- [Your goal]: Look through the records that follow. Copy every line containing the word "Snowmass".

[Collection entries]
****************************************

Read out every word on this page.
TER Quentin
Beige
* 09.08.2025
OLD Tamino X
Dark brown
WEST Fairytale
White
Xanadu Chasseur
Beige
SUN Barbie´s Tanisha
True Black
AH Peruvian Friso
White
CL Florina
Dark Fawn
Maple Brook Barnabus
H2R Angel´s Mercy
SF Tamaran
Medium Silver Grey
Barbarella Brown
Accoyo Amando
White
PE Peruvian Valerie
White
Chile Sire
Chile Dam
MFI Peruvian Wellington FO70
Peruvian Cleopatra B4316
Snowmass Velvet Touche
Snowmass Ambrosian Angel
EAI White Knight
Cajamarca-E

****************************************

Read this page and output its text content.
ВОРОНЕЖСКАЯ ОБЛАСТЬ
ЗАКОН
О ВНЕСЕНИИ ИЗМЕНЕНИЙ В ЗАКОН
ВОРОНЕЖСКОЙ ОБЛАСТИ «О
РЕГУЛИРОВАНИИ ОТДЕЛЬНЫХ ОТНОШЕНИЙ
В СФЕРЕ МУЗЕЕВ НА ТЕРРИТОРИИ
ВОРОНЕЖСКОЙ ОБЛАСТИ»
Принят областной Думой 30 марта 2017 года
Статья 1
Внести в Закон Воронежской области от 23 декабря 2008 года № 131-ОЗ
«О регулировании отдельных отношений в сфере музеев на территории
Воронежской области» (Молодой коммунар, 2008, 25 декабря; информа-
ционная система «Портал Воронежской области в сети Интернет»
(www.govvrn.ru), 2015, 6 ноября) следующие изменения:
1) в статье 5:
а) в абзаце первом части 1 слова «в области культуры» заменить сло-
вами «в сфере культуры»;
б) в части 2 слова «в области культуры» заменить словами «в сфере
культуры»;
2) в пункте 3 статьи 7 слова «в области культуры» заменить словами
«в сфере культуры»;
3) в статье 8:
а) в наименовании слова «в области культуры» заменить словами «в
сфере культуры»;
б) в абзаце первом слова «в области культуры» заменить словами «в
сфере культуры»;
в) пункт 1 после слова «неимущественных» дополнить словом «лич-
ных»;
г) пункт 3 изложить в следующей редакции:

****************************************

- [Answer]:
Snowmass Velvet Touche
Snowmass Ambrosian Angel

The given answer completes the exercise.